[RECORDS FOR THE EXERCISE]
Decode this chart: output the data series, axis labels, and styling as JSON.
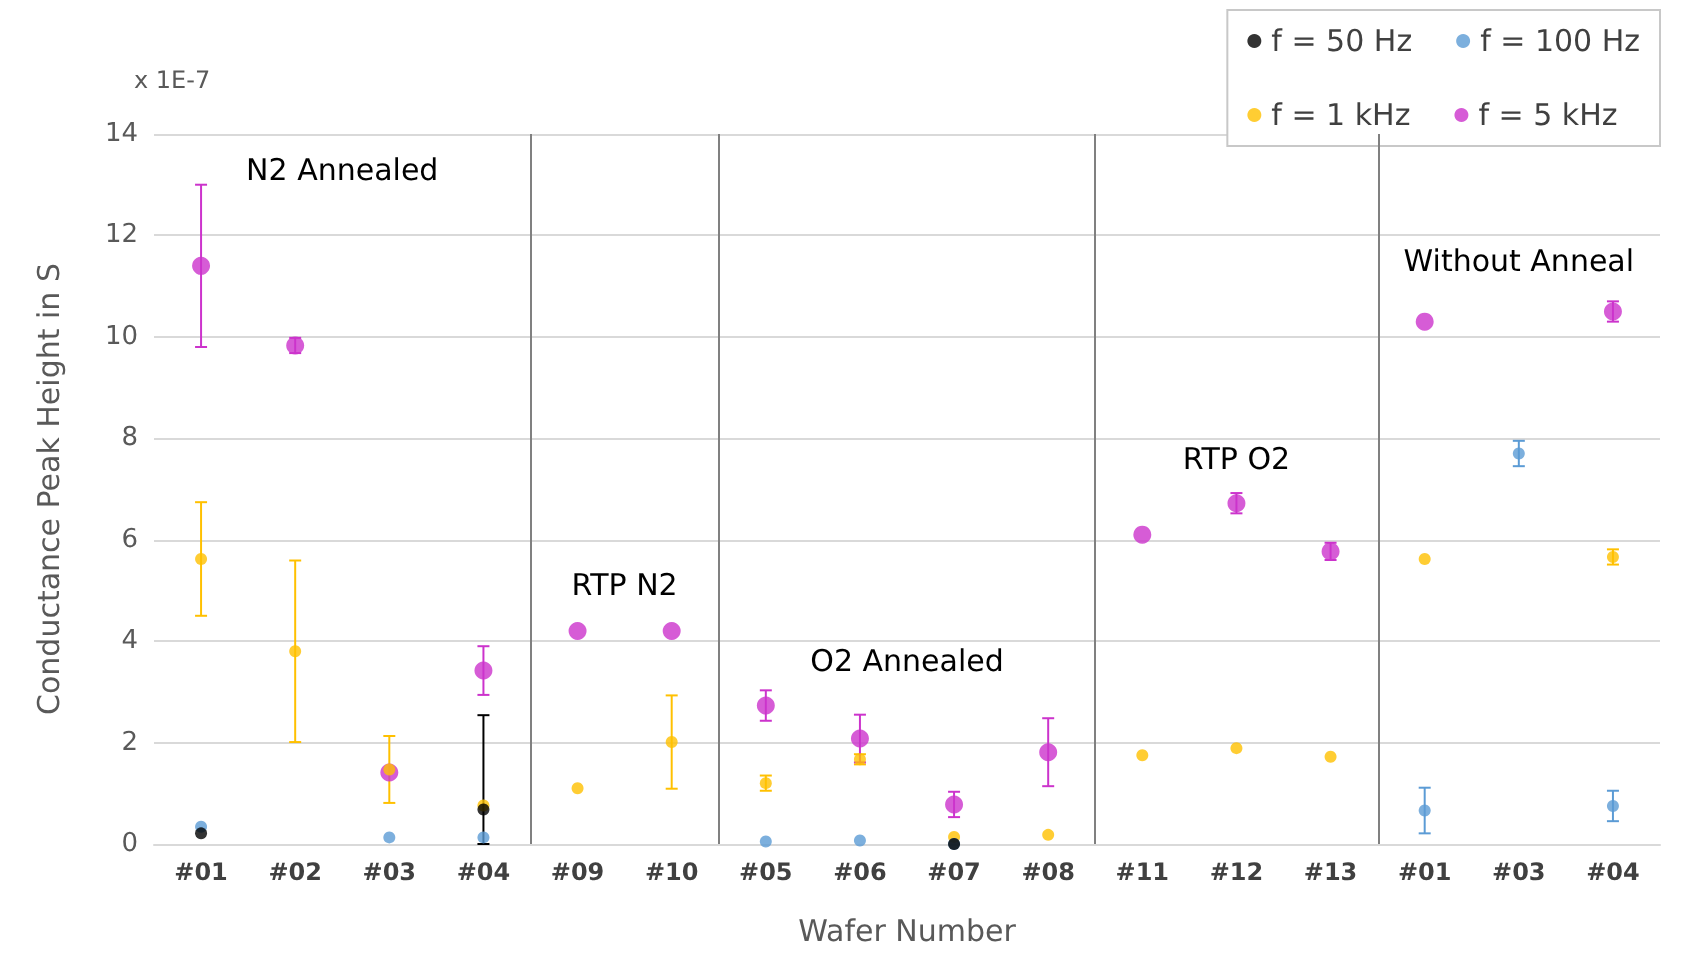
{
  "chart_data": {
    "type": "scatter",
    "xlabel": "Wafer Number",
    "ylabel": "Conductance Peak Height in S",
    "categories": [
      "#01",
      "#02",
      "#03",
      "#04",
      "#09",
      "#10",
      "#05",
      "#06",
      "#07",
      "#08",
      "#11",
      "#12",
      "#13",
      "#01",
      "#03",
      "#04"
    ],
    "series": [
      {
        "name": "f = 50 Hz",
        "color": "#000000",
        "values": [
          0.21,
          null,
          null,
          0.68,
          null,
          null,
          null,
          null,
          0.0,
          null,
          null,
          null,
          null,
          null,
          null,
          null
        ],
        "errors": [
          null,
          null,
          null,
          [
            0,
            2.54
          ],
          null,
          null,
          null,
          null,
          null,
          null,
          null,
          null,
          null,
          null,
          null,
          null
        ]
      },
      {
        "name": "f = 100 Hz",
        "color": "#5b9bd5",
        "values": [
          0.34,
          null,
          0.13,
          0.13,
          null,
          null,
          0.05,
          0.07,
          0.0,
          null,
          null,
          null,
          null,
          0.66,
          7.7,
          0.75
        ],
        "errors": [
          null,
          null,
          null,
          null,
          null,
          null,
          null,
          null,
          null,
          null,
          null,
          null,
          null,
          0.45,
          0.25,
          0.3
        ]
      },
      {
        "name": "f = 1 kHz",
        "color": "#ffc000",
        "values": [
          5.62,
          3.8,
          1.47,
          0.76,
          1.1,
          2.01,
          1.2,
          1.67,
          0.14,
          0.18,
          1.75,
          1.89,
          1.72,
          5.62,
          null,
          5.66
        ],
        "errors": [
          1.12,
          1.79,
          0.66,
          null,
          null,
          0.92,
          0.15,
          0.1,
          null,
          null,
          null,
          null,
          null,
          null,
          null,
          0.15
        ]
      },
      {
        "name": "f = 5 kHz",
        "color": "#cc33cc",
        "values": [
          11.4,
          9.83,
          1.41,
          3.42,
          4.2,
          4.2,
          2.73,
          2.08,
          0.78,
          1.81,
          6.1,
          6.72,
          5.77,
          10.3,
          null,
          10.5
        ],
        "errors": [
          1.6,
          0.15,
          null,
          0.48,
          null,
          null,
          0.3,
          0.47,
          0.25,
          0.67,
          null,
          0.2,
          0.17,
          null,
          null,
          0.2
        ]
      }
    ],
    "ylim": [
      0,
      14
    ],
    "yticks": [
      0,
      2,
      4,
      6,
      8,
      10,
      12,
      14
    ],
    "grid": "y",
    "legend": "top right",
    "marker": "circle",
    "annotations": [
      "x 1E-7",
      "N2 Annealed",
      "RTP N2",
      "O2 Annealed",
      "RTP O2",
      "Without Anneal"
    ]
  }
}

[EXERCISE PROMPT]
Show every line of the listing in which the string "color" can be found.

[TASK RESPONSE]
        "color": "#000000",
        "color": "#5b9bd5",
        "color": "#ffc000",
        "color": "#cc33cc",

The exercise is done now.